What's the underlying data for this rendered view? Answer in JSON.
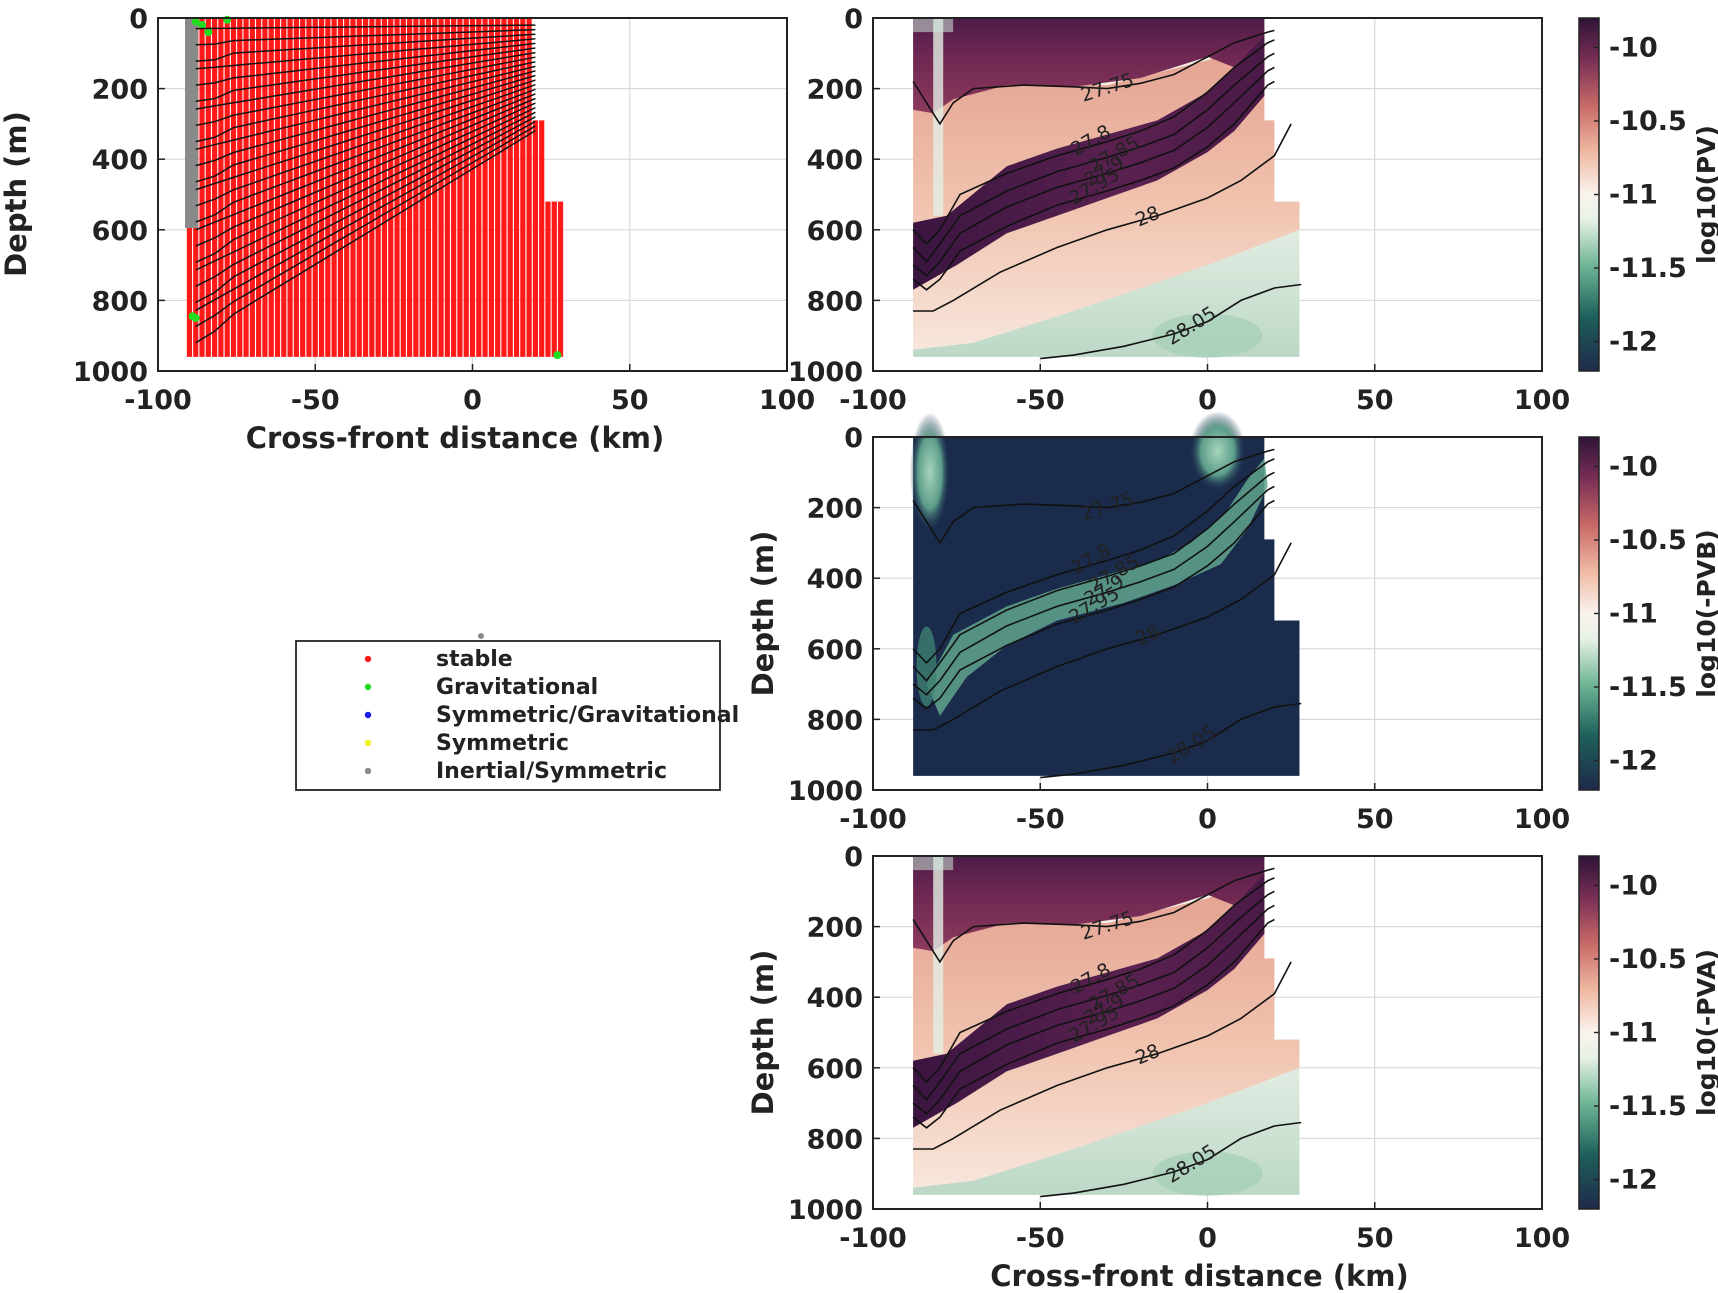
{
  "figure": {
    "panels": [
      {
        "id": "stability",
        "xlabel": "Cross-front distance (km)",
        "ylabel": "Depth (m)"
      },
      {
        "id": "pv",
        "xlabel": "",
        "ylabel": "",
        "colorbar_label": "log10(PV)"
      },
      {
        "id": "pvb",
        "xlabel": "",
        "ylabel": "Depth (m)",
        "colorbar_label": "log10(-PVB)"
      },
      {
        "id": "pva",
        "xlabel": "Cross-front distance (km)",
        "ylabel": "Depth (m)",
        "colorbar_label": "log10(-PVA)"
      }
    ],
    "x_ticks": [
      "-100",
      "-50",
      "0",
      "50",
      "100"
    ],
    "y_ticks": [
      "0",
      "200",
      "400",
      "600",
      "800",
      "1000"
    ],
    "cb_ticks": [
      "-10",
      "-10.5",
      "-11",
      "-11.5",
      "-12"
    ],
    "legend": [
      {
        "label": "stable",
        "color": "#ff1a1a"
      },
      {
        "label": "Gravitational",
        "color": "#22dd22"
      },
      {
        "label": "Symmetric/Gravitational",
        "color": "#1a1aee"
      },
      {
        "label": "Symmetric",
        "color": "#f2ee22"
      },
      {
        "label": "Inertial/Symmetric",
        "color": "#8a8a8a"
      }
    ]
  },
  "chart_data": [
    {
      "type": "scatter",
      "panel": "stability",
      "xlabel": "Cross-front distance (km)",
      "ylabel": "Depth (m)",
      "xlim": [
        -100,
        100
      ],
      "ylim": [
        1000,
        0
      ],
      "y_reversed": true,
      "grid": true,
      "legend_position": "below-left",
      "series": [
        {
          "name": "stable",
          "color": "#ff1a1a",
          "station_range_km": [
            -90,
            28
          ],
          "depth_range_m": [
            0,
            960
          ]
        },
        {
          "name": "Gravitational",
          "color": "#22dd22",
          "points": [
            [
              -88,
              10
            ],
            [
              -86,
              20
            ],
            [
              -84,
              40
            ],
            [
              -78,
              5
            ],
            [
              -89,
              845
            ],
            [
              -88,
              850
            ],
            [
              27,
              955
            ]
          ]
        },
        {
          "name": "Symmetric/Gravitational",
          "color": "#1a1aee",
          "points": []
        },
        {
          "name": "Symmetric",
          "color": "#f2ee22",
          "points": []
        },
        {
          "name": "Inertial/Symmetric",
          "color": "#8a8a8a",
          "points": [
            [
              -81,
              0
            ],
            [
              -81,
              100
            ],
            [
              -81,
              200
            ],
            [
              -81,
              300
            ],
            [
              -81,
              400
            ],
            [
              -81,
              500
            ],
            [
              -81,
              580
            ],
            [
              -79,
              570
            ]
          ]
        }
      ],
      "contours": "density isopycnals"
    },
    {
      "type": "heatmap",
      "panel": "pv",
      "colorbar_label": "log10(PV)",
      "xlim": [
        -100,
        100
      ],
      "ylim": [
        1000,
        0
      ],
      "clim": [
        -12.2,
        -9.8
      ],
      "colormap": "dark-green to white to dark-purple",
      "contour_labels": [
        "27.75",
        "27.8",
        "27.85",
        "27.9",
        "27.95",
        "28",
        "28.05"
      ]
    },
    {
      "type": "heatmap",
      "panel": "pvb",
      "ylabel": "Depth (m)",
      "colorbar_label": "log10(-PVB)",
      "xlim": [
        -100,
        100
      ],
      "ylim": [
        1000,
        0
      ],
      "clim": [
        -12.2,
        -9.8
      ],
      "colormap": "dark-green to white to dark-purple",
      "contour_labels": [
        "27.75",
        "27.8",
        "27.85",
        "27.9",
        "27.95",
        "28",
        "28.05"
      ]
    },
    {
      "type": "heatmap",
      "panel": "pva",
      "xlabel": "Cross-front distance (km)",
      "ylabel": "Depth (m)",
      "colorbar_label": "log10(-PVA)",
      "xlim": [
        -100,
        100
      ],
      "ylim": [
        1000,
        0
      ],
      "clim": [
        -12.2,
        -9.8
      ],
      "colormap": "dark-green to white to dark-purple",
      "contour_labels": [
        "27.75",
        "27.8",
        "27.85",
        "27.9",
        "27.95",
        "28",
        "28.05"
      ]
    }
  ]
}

---

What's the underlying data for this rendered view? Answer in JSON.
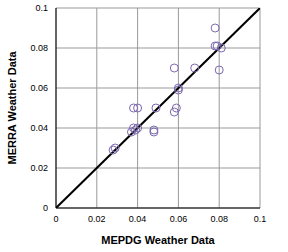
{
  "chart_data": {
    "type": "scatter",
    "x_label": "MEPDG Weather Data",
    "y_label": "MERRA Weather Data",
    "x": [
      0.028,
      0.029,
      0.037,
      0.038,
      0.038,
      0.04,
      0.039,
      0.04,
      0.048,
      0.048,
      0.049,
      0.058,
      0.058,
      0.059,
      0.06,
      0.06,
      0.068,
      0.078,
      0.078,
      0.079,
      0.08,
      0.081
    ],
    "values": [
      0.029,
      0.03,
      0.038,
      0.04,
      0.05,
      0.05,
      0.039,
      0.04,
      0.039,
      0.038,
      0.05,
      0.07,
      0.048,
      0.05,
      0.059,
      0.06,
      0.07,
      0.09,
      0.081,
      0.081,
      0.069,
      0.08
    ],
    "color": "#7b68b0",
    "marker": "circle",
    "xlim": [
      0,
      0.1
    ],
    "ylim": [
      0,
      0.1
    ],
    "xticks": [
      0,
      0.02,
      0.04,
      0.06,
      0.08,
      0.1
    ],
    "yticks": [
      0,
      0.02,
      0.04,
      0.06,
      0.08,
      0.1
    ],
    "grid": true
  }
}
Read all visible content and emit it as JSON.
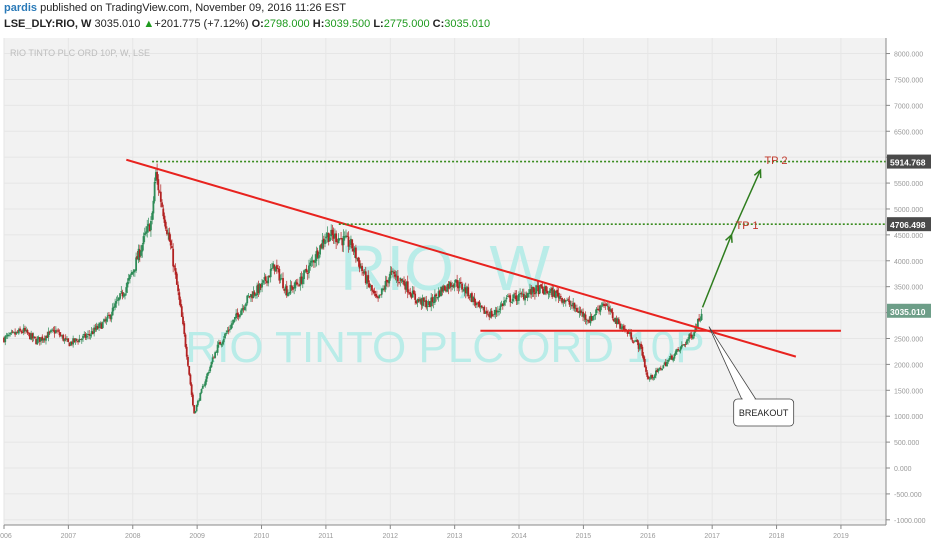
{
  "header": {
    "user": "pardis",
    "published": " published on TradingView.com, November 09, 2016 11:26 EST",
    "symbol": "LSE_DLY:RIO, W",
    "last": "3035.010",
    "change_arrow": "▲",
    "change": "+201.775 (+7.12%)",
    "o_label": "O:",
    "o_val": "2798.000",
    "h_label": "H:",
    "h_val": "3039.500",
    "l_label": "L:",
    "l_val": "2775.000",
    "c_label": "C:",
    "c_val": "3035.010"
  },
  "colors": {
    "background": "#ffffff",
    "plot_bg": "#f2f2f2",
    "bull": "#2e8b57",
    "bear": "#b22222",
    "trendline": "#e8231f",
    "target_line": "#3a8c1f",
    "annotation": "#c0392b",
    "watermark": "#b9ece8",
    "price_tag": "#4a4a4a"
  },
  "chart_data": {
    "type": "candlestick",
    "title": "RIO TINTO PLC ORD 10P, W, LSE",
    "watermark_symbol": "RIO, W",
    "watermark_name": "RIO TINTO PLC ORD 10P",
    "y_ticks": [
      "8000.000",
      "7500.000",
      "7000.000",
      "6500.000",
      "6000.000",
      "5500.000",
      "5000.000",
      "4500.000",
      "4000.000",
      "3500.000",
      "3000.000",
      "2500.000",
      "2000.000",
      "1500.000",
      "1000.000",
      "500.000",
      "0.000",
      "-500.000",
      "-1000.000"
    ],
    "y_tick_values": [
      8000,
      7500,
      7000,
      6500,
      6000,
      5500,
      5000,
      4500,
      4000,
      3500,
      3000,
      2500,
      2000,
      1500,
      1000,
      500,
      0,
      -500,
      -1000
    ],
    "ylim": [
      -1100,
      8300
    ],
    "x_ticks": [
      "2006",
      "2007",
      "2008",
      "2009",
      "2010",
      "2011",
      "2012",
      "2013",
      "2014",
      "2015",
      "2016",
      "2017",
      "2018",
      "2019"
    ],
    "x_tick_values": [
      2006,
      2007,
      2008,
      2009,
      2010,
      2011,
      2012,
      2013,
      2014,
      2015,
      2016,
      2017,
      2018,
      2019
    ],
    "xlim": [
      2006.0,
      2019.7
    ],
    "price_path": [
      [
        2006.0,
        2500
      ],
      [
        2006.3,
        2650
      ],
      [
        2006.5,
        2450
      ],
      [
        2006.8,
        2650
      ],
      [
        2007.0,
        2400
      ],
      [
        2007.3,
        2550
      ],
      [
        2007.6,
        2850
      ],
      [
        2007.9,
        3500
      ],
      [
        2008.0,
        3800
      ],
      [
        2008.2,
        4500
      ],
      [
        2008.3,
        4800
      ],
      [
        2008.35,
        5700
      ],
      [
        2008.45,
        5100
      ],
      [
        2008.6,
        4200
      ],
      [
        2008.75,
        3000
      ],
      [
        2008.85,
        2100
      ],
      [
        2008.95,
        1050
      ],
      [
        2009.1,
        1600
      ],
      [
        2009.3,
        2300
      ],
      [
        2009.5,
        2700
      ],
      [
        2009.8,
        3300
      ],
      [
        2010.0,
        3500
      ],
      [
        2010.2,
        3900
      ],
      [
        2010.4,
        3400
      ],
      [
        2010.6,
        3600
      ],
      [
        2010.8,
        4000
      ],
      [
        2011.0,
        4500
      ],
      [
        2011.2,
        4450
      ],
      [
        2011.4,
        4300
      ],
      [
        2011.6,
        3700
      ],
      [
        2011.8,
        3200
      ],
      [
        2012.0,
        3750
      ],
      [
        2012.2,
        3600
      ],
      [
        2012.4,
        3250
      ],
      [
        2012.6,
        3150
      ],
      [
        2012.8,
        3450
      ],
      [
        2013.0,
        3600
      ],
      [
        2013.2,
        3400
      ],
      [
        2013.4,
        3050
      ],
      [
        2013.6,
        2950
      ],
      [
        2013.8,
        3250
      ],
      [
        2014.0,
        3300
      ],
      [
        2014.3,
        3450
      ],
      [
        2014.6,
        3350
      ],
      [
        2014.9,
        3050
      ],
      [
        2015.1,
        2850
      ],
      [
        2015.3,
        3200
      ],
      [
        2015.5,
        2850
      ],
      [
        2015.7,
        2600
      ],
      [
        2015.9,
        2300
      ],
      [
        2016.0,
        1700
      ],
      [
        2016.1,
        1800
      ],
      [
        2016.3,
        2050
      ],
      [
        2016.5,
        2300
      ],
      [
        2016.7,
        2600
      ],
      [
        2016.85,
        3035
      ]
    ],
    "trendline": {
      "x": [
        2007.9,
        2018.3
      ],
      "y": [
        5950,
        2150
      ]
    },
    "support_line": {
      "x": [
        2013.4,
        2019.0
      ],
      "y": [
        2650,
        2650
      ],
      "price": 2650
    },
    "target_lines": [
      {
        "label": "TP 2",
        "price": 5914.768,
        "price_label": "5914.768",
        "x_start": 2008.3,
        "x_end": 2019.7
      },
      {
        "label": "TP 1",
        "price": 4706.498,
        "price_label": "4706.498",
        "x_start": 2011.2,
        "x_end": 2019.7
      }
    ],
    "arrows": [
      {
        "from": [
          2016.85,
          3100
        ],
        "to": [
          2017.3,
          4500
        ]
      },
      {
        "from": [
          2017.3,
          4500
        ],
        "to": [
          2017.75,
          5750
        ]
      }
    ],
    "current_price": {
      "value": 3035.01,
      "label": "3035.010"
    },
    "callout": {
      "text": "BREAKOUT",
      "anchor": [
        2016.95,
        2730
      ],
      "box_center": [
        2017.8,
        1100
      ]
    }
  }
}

* * *

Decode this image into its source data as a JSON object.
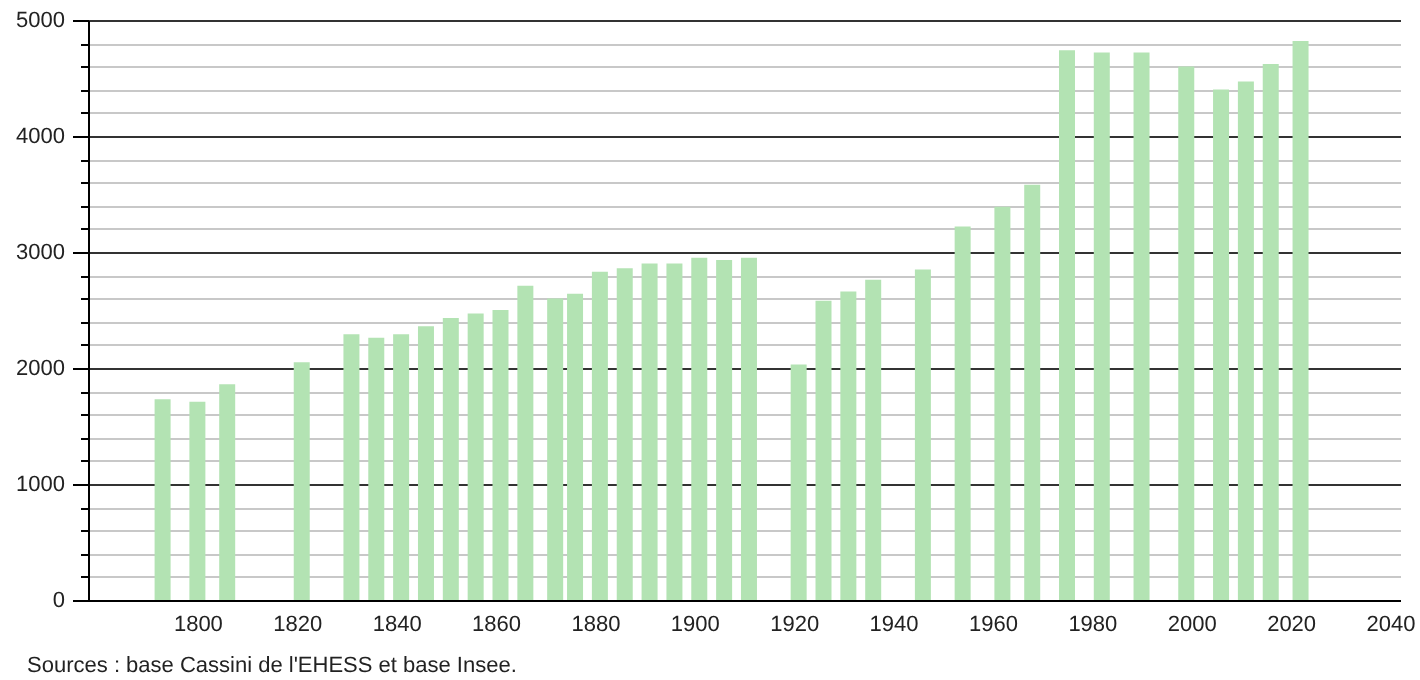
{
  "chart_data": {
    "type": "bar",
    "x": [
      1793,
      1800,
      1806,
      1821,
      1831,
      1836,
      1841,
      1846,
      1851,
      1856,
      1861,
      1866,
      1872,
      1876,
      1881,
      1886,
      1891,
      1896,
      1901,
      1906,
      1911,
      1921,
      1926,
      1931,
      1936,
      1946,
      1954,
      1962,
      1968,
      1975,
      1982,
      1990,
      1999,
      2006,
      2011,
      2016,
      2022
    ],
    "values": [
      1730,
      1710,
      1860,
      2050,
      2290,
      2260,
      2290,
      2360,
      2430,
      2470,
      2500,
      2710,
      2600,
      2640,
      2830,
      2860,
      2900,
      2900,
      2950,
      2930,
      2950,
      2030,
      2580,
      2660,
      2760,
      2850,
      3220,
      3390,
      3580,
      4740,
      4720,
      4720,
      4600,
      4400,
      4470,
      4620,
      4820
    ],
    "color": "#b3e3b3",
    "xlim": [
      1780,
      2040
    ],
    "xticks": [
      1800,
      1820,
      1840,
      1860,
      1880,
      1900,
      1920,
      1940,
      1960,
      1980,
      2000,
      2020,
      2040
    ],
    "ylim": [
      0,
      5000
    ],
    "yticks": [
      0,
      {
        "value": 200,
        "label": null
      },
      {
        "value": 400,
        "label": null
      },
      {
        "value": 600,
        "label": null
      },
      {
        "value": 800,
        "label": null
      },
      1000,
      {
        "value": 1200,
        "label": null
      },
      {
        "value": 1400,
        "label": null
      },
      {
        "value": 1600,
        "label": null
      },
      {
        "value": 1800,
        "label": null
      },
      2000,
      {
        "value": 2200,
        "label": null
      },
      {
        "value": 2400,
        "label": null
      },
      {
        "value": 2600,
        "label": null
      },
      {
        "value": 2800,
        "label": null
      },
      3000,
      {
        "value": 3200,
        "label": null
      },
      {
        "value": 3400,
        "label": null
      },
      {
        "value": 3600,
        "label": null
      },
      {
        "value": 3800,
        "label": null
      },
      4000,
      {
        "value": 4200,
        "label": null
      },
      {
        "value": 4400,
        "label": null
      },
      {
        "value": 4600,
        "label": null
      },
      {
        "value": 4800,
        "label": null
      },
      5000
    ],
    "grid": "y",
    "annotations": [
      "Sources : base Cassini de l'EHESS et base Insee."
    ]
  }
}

The task ▸ Look for "JSON" and pull out every line that has it.

Finished answer ▸
What's the underlying data for this rendered view? Answer in JSON.
What's the underlying data for this rendered view? Answer in JSON.
Read all visible content and emit it as JSON.
Decode this image into its source data as a JSON object.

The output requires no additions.